Entries taken from a collection
════════════════════

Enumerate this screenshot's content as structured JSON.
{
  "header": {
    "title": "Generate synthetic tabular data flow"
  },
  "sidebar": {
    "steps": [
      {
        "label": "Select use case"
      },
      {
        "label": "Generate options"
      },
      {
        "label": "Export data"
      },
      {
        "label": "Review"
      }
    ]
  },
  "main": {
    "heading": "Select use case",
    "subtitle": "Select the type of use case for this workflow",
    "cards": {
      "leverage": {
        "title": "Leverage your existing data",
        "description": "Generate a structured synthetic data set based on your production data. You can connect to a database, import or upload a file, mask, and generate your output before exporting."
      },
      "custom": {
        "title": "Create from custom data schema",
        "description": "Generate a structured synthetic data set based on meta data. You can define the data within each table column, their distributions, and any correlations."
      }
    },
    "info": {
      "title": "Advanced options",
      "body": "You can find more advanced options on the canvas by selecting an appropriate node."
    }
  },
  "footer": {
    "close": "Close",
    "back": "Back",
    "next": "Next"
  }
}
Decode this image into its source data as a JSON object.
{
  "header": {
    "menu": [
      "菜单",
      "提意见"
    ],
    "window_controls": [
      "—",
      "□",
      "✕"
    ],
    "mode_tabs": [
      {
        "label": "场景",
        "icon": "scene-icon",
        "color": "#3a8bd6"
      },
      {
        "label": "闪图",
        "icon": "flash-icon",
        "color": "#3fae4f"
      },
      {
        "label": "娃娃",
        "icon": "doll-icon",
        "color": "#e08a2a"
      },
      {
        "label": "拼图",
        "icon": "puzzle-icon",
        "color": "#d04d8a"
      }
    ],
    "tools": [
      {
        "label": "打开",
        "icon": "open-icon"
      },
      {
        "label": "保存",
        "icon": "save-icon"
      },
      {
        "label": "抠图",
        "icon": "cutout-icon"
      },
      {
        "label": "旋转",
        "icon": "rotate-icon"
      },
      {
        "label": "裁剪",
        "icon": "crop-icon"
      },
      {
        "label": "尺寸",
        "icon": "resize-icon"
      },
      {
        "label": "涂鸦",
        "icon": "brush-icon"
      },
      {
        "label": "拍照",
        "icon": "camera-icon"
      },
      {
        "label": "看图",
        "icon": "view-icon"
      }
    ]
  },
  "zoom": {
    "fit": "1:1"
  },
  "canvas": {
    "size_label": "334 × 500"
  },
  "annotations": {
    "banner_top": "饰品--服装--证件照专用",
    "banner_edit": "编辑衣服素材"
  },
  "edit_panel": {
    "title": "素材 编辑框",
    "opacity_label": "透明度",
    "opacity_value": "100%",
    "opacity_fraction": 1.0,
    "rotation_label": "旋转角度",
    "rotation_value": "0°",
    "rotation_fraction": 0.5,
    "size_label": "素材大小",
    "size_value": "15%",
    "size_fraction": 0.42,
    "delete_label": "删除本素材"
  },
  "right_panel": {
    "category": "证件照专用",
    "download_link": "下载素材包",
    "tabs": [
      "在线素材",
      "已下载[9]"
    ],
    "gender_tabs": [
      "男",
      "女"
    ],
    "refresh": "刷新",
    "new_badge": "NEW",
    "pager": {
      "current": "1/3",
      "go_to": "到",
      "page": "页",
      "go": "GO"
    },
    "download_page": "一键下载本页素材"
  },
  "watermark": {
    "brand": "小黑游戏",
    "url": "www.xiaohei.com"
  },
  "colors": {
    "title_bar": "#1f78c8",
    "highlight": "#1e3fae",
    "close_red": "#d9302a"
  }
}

════════════════════

◆ **TASK STATEMENT**: Only lines holding the string "options" are wanted; gather each one from the entries above.

◆ **OUTPUT FOR THIS TASK**:
        "label": "Generate options"
      "title": "Advanced options",
      "body": "You can find more advanced options on the canvas by selecting an appropriate node."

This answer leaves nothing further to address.